TASK PROMPT:
In the data below, locate each line with the word "Aisyah" and list it.

RECORD SET:
+++

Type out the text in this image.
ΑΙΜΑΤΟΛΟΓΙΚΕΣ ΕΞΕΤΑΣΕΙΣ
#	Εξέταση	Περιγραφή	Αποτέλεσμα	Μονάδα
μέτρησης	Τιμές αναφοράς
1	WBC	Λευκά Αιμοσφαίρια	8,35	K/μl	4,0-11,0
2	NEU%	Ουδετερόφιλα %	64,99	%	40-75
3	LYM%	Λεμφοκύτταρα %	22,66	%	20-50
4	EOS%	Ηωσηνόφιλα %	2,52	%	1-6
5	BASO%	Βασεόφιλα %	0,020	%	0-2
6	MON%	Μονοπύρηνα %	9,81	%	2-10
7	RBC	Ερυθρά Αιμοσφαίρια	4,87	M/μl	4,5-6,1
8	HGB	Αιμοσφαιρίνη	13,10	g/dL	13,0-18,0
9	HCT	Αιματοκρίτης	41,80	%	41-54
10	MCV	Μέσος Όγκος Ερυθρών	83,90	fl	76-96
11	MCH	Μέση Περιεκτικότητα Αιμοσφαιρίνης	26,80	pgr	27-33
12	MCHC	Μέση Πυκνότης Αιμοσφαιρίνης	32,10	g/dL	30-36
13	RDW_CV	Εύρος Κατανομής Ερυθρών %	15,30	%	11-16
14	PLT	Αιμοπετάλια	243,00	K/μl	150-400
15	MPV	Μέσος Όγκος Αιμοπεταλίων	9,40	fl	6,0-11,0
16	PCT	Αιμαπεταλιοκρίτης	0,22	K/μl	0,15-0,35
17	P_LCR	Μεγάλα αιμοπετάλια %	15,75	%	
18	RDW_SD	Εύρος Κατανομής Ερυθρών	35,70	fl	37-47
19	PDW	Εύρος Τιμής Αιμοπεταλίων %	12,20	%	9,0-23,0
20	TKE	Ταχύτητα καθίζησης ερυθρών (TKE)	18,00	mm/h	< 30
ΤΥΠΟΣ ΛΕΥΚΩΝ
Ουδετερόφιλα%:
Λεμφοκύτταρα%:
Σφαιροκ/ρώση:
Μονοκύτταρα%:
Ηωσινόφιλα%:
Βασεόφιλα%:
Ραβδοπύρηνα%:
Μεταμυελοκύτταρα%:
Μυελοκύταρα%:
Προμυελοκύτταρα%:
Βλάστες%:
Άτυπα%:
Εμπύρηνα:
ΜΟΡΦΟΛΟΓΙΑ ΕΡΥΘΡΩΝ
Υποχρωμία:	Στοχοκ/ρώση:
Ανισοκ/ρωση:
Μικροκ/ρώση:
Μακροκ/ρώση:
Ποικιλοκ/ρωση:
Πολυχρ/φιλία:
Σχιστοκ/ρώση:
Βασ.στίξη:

+++

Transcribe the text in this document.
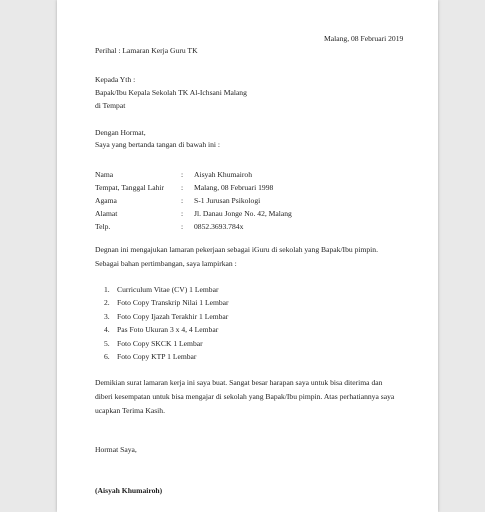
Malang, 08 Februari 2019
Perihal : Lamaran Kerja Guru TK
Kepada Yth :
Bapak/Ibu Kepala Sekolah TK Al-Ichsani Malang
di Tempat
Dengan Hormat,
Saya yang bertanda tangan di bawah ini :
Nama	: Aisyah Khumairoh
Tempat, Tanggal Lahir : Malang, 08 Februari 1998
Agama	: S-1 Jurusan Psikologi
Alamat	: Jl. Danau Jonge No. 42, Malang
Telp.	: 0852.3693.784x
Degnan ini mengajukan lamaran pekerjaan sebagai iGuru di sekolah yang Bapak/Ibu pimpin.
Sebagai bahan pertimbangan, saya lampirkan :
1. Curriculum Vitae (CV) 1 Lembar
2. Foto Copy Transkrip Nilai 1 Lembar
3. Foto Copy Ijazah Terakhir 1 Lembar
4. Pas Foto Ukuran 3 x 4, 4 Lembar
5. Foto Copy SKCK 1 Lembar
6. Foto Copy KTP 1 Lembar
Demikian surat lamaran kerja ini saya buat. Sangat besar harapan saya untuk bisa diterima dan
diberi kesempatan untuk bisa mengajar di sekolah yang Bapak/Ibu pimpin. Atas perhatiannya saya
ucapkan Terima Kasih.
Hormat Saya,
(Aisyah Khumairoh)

+++

RESPONSE TO THIS TASK:
Nama	: Aisyah Khumairoh
(Aisyah Khumairoh)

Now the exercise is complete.